##### Veri alıntıları #####

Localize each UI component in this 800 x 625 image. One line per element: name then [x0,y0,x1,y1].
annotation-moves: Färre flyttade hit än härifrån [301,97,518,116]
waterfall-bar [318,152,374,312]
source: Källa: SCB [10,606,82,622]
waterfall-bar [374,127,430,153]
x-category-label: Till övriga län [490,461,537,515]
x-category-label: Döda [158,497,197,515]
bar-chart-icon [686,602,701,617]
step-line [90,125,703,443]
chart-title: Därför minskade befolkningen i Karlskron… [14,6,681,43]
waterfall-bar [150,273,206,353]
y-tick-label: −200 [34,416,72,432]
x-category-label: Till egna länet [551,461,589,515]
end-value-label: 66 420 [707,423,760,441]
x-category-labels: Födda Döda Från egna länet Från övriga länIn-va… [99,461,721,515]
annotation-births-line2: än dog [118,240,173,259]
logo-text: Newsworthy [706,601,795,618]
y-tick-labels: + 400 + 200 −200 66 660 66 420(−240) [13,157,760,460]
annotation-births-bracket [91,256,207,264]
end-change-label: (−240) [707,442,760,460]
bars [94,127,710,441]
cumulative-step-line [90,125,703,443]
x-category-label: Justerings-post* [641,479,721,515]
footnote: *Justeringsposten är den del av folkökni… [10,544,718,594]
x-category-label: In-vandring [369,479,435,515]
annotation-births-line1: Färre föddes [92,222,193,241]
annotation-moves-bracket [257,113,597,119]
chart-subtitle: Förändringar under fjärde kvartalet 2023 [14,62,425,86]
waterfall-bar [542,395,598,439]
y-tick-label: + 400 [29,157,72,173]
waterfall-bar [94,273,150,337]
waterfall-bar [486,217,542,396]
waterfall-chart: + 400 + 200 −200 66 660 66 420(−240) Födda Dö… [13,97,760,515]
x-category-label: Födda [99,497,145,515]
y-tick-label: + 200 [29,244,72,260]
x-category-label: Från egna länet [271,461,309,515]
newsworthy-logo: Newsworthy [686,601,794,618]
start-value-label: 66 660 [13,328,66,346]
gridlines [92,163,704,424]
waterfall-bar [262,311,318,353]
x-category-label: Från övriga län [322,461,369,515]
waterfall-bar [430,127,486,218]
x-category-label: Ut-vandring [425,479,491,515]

#####

Amaç: Yukarıdaki verinin bütün satırlarını hiçbir değişiklik yapmadan aynen kopyalayın.

Yanıt aşağıda:
Localize each UI component in this 800 x 625 image. One line per element: name then [x0,y0,x1,y1].
annotation-moves: Färre flyttade hit än härifrån [301,97,518,116]
waterfall-bar [318,152,374,312]
source: Källa: SCB [10,606,82,622]
waterfall-bar [374,127,430,153]
x-category-label: Till övriga län [490,461,537,515]
x-category-label: Döda [158,497,197,515]
bar-chart-icon [686,602,701,617]
step-line [90,125,703,443]
chart-title: Därför minskade befolkningen i Karlskron… [14,6,681,43]
waterfall-bar [150,273,206,353]
y-tick-label: −200 [34,416,72,432]
x-category-label: Till egna länet [551,461,589,515]
end-value-label: 66 420 [707,423,760,441]
x-category-labels: Födda Döda Från egna länet Från övriga länIn-va… [99,461,721,515]
annotation-births-line2: än dog [118,240,173,259]
logo-text: Newsworthy [706,601,795,618]
y-tick-labels: + 400 + 200 −200 66 660 66 420(−240) [13,157,760,460]
annotation-births-bracket [91,256,207,264]
end-change-label: (−240) [707,442,760,460]
bars [94,127,710,441]
cumulative-step-line [90,125,703,443]
x-category-label: Justerings-post* [641,479,721,515]
footnote: *Justeringsposten är den del av folkökni… [10,544,718,594]
x-category-label: In-vandring [369,479,435,515]
annotation-births-line1: Färre föddes [92,222,193,241]
annotation-moves-bracket [257,113,597,119]
chart-subtitle: Förändringar under fjärde kvartalet 2023 [14,62,425,86]
waterfall-bar [542,395,598,439]
y-tick-label: + 400 [29,157,72,173]
waterfall-bar [94,273,150,337]
waterfall-bar [486,217,542,396]
waterfall-chart: + 400 + 200 −200 66 660 66 420(−240) Födda Dö… [13,97,760,515]
x-category-label: Födda [99,497,145,515]
y-tick-label: + 200 [29,244,72,260]
x-category-label: Från egna länet [271,461,309,515]
newsworthy-logo: Newsworthy [686,601,794,618]
start-value-label: 66 660 [13,328,66,346]
gridlines [92,163,704,424]
waterfall-bar [262,311,318,353]
x-category-label: Från övriga län [322,461,369,515]
waterfall-bar [430,127,486,218]
x-category-label: Ut-vandring [425,479,491,515]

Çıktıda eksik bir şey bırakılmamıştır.